> **WHAT TO DO**:
Please check each statement against the parallel computing lecture notes, answering yes or no and quoting the text's deciding words exactly. 1. The notes cover GPU architectures and GPU programming. 2. Code examples are given in a C-like style. 3. The notes use randomization in their algorithms.

> **DOCUMENT PASSAGE**:
_ _ _

Lectures on Parallel Computing
Jesper Larsson Träff
TL;DR
This collection of lecture notes systematically builds a foundation for parallel computing, starting from core theoretical models (PRAM, BSP, Flynn's taxonomy) and performance metrics (time, speed-up, efficiency, and scalability) to practical patterns for structuring parallel work (DAGs, pipelines, stencils, domain decomposition, and reductions). It then dives into shared-memory programming with pthreads and OpenMP, detailing models, synchronization primitives, and patterns for loops, tasks, reductions, and caching effects, followed by a thorough treatment of distributed memory paradigms with MPI, including communicators, point-to-point and collective communication, one-sided operations, and datatype mechanisms. The notes emphasize cost-, work-, and iso-efficiency-based analyses, and repeatedly connect theoretical bounds (e.g., Amdahl's Law, Brent's Theorem, Master Theorem) to practical algorithm design, benchmarking, and performance considerations across memory hierarchies. A central theme is the design of cost- and work-optimal parallel algorithms, with concrete examples such as merging, prefix sums, and matrix-matrix multiplications, plus extensive exercises to reinforce both conceptual understanding and implementation skills. The work serves as a comprehensive, rigorous reference for HPC education, providing both the methodological toolkit and the practical guidance necessary to develop and benchmark scalable parallel software on modern multi-core and multi-node systems.
Abstract
These lecture notes are designed to accompany an imaginary, virtual, undergraduate, one or two semester course on fundamentals of Parallel Computing as well as to serve as background and reference for graduate courses on High-Performance Computing, parallel algorithms and shared-memory multiprocessor programming. They introduce theoretical concepts and tools for expressing, analyzing and judging parallel algorithms and, in detail, cover the two most widely used concrete frameworks OpenMP and MPI as well as the threading interface pthreads for writing parallel programs for either shared or distributed memory parallel computers with emphasis on general concepts and principles. Code examples are given in a C-like style and many are actual, correct C code. The lecture notes deliberately do not cover GPU architectures and GPU programming, but the general concerns, guidelines and principles (time, work, cost, efficiency, scalability, memory structure and bandwidth) will be just as relevant for efficiently utilizing various GPU architectures. Likewise, the lecture notes focus on deterministic algorithms only and do not use randomization. The student of this material will find it instructive to take the time to understand concepts and algorithms visually. The exercises can be used for self-study and as inspiration for small implementation projects in OpenMP and MPI that can and should accompany any serious course on Parallel Computing. The student will benefit from actually implementing and carefully benchmarking the suggested algorithms on the parallel computing system that may or should be made available as part of such a Parallel Computing course. In class, the exercises can be used as basis for hand-ins and small programming projects for which sufficient, additional detail and precision should be provided by the instructor.

_ _ _

(Stored data entries)
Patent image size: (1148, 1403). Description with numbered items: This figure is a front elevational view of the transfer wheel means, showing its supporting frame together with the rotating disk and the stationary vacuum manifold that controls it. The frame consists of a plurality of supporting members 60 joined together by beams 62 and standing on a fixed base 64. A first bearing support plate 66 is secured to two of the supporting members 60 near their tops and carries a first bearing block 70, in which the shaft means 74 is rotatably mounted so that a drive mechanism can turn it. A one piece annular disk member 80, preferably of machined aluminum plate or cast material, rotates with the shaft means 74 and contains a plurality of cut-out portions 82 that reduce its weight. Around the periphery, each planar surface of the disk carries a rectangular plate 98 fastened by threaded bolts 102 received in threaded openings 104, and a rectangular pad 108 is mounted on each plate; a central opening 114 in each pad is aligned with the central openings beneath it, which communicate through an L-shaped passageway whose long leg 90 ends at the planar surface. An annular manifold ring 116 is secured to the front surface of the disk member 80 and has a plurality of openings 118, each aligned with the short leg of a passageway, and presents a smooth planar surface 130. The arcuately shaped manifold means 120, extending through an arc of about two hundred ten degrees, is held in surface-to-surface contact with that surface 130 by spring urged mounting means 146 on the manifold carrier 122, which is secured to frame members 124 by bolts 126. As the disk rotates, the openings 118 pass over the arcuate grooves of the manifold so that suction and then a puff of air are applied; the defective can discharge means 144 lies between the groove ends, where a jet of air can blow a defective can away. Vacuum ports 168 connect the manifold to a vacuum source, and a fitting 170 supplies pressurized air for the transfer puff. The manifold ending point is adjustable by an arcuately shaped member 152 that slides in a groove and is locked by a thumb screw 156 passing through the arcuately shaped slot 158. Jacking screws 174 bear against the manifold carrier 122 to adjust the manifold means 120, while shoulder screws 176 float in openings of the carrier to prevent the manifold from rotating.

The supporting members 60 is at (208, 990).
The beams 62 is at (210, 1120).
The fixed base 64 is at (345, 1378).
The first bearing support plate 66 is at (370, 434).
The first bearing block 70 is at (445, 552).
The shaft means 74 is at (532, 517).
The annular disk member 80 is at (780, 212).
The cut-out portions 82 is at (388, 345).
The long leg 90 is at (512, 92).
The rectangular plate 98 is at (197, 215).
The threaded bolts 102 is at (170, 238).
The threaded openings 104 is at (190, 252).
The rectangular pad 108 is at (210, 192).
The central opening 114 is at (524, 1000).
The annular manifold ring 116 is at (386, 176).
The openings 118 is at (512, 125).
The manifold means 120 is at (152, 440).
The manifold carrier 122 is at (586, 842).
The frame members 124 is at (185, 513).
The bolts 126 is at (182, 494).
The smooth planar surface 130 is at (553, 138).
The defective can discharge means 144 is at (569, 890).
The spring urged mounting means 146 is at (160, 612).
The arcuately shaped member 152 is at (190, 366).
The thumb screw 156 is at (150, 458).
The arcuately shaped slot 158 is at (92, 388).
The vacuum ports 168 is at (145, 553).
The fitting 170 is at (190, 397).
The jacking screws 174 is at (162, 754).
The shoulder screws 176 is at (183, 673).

_ _ _

> **WRITTEN ANSWER**:
1. No: "The lecture notes deliberately do not cover GPU architectures and GPU programming"
2. Yes: "Code examples are given in a C-like style"
3. No: "the lecture notes focus on deterministic algorithms only and do not use randomization"